Description of the task: Pull out every row below word for word, and leave the pictures out of your answer.

Source records:

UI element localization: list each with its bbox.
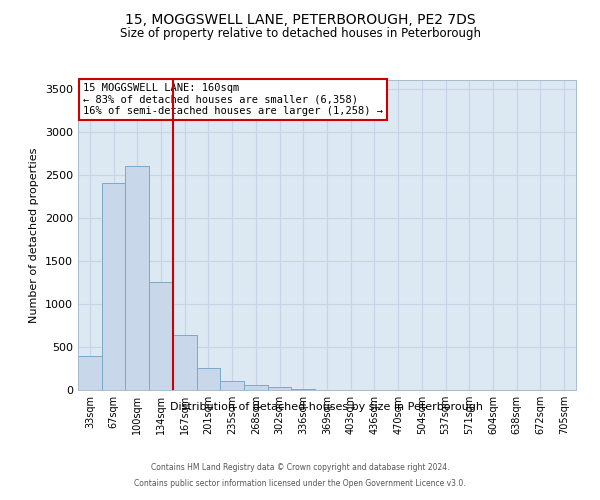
Text: Contains public sector information licensed under the Open Government Licence v3: Contains public sector information licen… [134, 478, 466, 488]
Bar [102, 184, 125, 390]
Text: Size of property relative to detached houses in Peterborough: Size of property relative to detached ho… [119, 28, 481, 40]
Bar [244, 386, 268, 390]
Bar [268, 388, 292, 390]
Y-axis label: Number of detached properties: Number of detached properties [29, 148, 40, 322]
Bar [197, 368, 220, 390]
Bar [78, 356, 102, 390]
Text: 15 MOGGSWELL LANE: 160sqm
← 83% of detached houses are smaller (6,358)
16% of se: 15 MOGGSWELL LANE: 160sqm ← 83% of detac… [83, 83, 383, 116]
Text: Contains HM Land Registry data © Crown copyright and database right 2024.: Contains HM Land Registry data © Crown c… [151, 464, 449, 472]
Text: Distribution of detached houses by size in Peterborough: Distribution of detached houses by size … [170, 402, 484, 412]
Bar [125, 166, 149, 390]
Bar [292, 388, 315, 390]
Bar [149, 282, 173, 390]
Bar [220, 382, 244, 390]
Bar [173, 335, 197, 390]
Text: 15, MOGGSWELL LANE, PETERBOROUGH, PE2 7DS: 15, MOGGSWELL LANE, PETERBOROUGH, PE2 7D… [125, 12, 475, 26]
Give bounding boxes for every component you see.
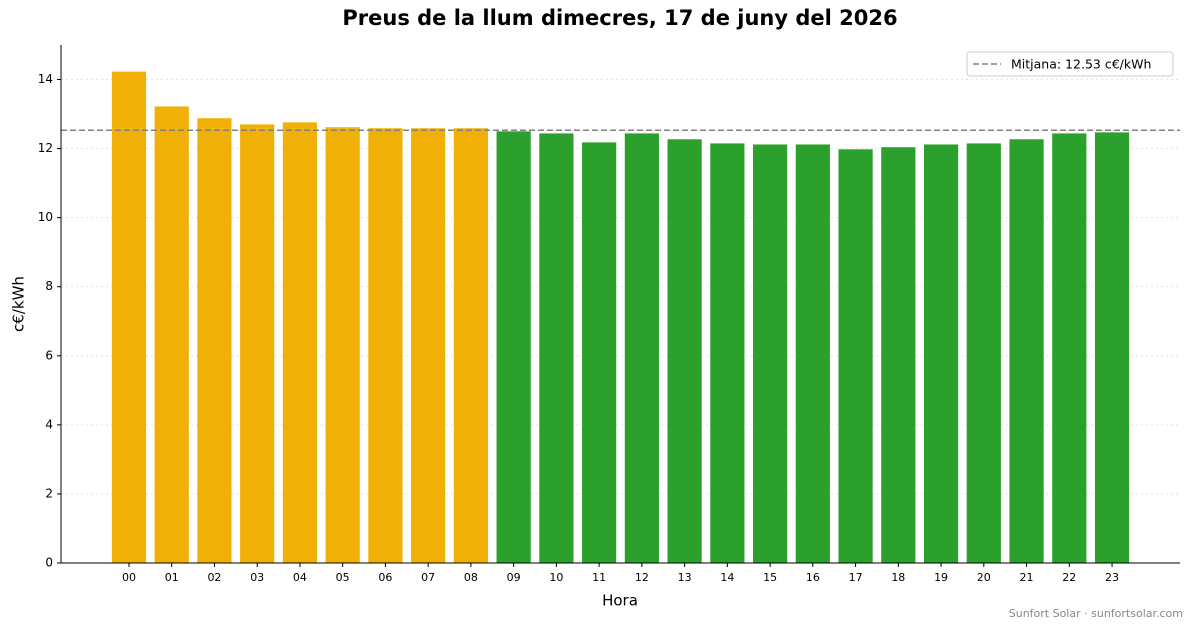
- footer: Sunfort Solar · sunfortsolar.com: [1009, 607, 1183, 620]
- x-tick-label: 20: [977, 571, 991, 584]
- bar: [923, 144, 959, 563]
- chart-title: Preus de la llum dimecres, 17 de juny de…: [342, 6, 897, 30]
- x-tick-label: 02: [207, 571, 221, 584]
- bar: [411, 128, 446, 563]
- x-tick-label: 04: [293, 571, 307, 584]
- y-tick-label: 14: [38, 72, 53, 86]
- x-tick-label: 11: [592, 571, 606, 584]
- bar: [795, 144, 830, 563]
- y-axis-label: c€/kWh: [10, 276, 28, 332]
- x-tick-label: 18: [891, 571, 905, 584]
- bar: [966, 143, 1001, 564]
- bar: [1094, 132, 1130, 564]
- y-tick-label: 6: [45, 348, 53, 362]
- x-tick-label: 23: [1105, 571, 1119, 584]
- bar: [111, 71, 147, 563]
- bar: [710, 143, 745, 564]
- x-tick-label: 17: [849, 571, 863, 584]
- x-tick-label: 00: [122, 571, 136, 584]
- x-tick-label: 21: [1020, 571, 1034, 584]
- bar: [496, 131, 531, 564]
- x-tick-label: 07: [421, 571, 435, 584]
- x-tick-label: 12: [635, 571, 649, 584]
- legend-label: Mitjana: 12.53 c€/kWh: [1011, 57, 1151, 72]
- x-tick-label: 15: [763, 571, 777, 584]
- bar: [197, 118, 232, 563]
- x-tick-label: 08: [464, 571, 478, 584]
- x-tick-label: 22: [1062, 571, 1076, 584]
- bar: [753, 144, 788, 563]
- x-tick-label: 03: [250, 571, 264, 584]
- legend-box: [966, 51, 1174, 77]
- x-tick-label: 05: [336, 571, 350, 584]
- y-tick-label: 4: [45, 417, 53, 431]
- bar: [325, 127, 360, 563]
- x-tick-label: 10: [549, 571, 563, 584]
- x-tick-label: 16: [806, 571, 820, 584]
- x-tick-label: 19: [934, 571, 948, 584]
- bar: [154, 106, 189, 563]
- bar: [1052, 133, 1087, 563]
- bar: [453, 128, 488, 563]
- bar: [282, 122, 318, 563]
- bar: [838, 149, 873, 564]
- x-tick-label: 14: [720, 571, 734, 584]
- bar: [1009, 139, 1044, 563]
- x-tick-label: 06: [378, 571, 392, 584]
- bar: [881, 147, 916, 563]
- y-tick-label: 10: [38, 210, 53, 224]
- bar: [240, 124, 275, 563]
- y-tick-label: 0: [45, 556, 53, 570]
- bar: [539, 133, 574, 563]
- x-tick-label: 13: [678, 571, 692, 584]
- bar: [624, 133, 659, 563]
- x-tick-label: 09: [507, 571, 521, 584]
- y-tick-label: 2: [45, 486, 53, 500]
- y-tick-label: 8: [45, 279, 53, 293]
- x-axis-label: Hora: [602, 592, 638, 610]
- x-tick-label: 01: [165, 571, 179, 584]
- bar: [667, 139, 702, 563]
- y-tick-label: 12: [38, 141, 53, 155]
- bar: [582, 142, 617, 563]
- bar: [368, 128, 403, 563]
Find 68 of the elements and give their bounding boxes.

Solved problem:
UI element localization: list each with its bbox.
Text: Contains public sector information licensed under the Open Government Licence v3: Contains public sector information licen… [134, 478, 466, 488]
Bar [102, 184, 125, 390]
Text: Size of property relative to detached houses in Peterborough: Size of property relative to detached ho… [119, 28, 481, 40]
Bar [244, 386, 268, 390]
Bar [268, 388, 292, 390]
Y-axis label: Number of detached properties: Number of detached properties [29, 148, 40, 322]
Bar [197, 368, 220, 390]
Bar [78, 356, 102, 390]
Text: 15 MOGGSWELL LANE: 160sqm
← 83% of detached houses are smaller (6,358)
16% of se: 15 MOGGSWELL LANE: 160sqm ← 83% of detac… [83, 83, 383, 116]
Text: Contains HM Land Registry data © Crown copyright and database right 2024.: Contains HM Land Registry data © Crown c… [151, 464, 449, 472]
Text: Distribution of detached houses by size in Peterborough: Distribution of detached houses by size … [170, 402, 484, 412]
Bar [125, 166, 149, 390]
Bar [292, 388, 315, 390]
Bar [149, 282, 173, 390]
Bar [220, 382, 244, 390]
Bar [173, 335, 197, 390]
Text: 15, MOGGSWELL LANE, PETERBOROUGH, PE2 7DS: 15, MOGGSWELL LANE, PETERBOROUGH, PE2 7D… [125, 12, 475, 26]
Give bounding boxes for every component you see.
- footer: Sunfort Solar · sunfortsolar.com: [1009, 607, 1183, 620]
- x-tick-label: 20: [977, 571, 991, 584]
- bar: [923, 144, 959, 563]
- chart-title: Preus de la llum dimecres, 17 de juny de…: [342, 6, 897, 30]
- x-tick-label: 02: [207, 571, 221, 584]
- bar: [411, 128, 446, 563]
- x-tick-label: 04: [293, 571, 307, 584]
- y-tick-label: 14: [38, 72, 53, 86]
- x-tick-label: 11: [592, 571, 606, 584]
- bar: [795, 144, 830, 563]
- y-axis-label: c€/kWh: [10, 276, 28, 332]
- x-tick-label: 18: [891, 571, 905, 584]
- bar: [966, 143, 1001, 564]
- bar: [1094, 132, 1130, 564]
- y-tick-label: 6: [45, 348, 53, 362]
- x-tick-label: 23: [1105, 571, 1119, 584]
- bar: [111, 71, 147, 563]
- bar: [710, 143, 745, 564]
- x-tick-label: 17: [849, 571, 863, 584]
- x-tick-label: 00: [122, 571, 136, 584]
- x-tick-label: 21: [1020, 571, 1034, 584]
- bar: [496, 131, 531, 564]
- x-tick-label: 07: [421, 571, 435, 584]
- x-tick-label: 12: [635, 571, 649, 584]
- legend-label: Mitjana: 12.53 c€/kWh: [1011, 57, 1151, 72]
- x-tick-label: 15: [763, 571, 777, 584]
- bar: [197, 118, 232, 563]
- x-tick-label: 08: [464, 571, 478, 584]
- x-tick-label: 22: [1062, 571, 1076, 584]
- bar: [753, 144, 788, 563]
- x-tick-label: 03: [250, 571, 264, 584]
- legend-box: [966, 51, 1174, 77]
- x-tick-label: 05: [336, 571, 350, 584]
- y-tick-label: 4: [45, 417, 53, 431]
- bar: [325, 127, 360, 563]
- x-tick-label: 10: [549, 571, 563, 584]
- x-tick-label: 16: [806, 571, 820, 584]
- x-tick-label: 19: [934, 571, 948, 584]
- bar: [154, 106, 189, 563]
- bar: [1052, 133, 1087, 563]
- bar: [453, 128, 488, 563]
- bar: [282, 122, 318, 563]
- bar: [838, 149, 873, 564]
- x-tick-label: 14: [720, 571, 734, 584]
- bar: [1009, 139, 1044, 563]
- x-tick-label: 06: [378, 571, 392, 584]
- bar: [881, 147, 916, 563]
- y-tick-label: 10: [38, 210, 53, 224]
- bar: [240, 124, 275, 563]
- y-tick-label: 0: [45, 556, 53, 570]
- bar: [539, 133, 574, 563]
- x-tick-label: 13: [678, 571, 692, 584]
- bar: [624, 133, 659, 563]
- x-tick-label: 09: [507, 571, 521, 584]
- y-tick-label: 2: [45, 486, 53, 500]
- y-tick-label: 8: [45, 279, 53, 293]
- x-axis-label: Hora: [602, 592, 638, 610]
- x-tick-label: 01: [165, 571, 179, 584]
- bar: [667, 139, 702, 563]
- y-tick-label: 12: [38, 141, 53, 155]
- bar: [582, 142, 617, 563]
- bar: [368, 128, 403, 563]
Find 68 of the elements and give their bounding boxes.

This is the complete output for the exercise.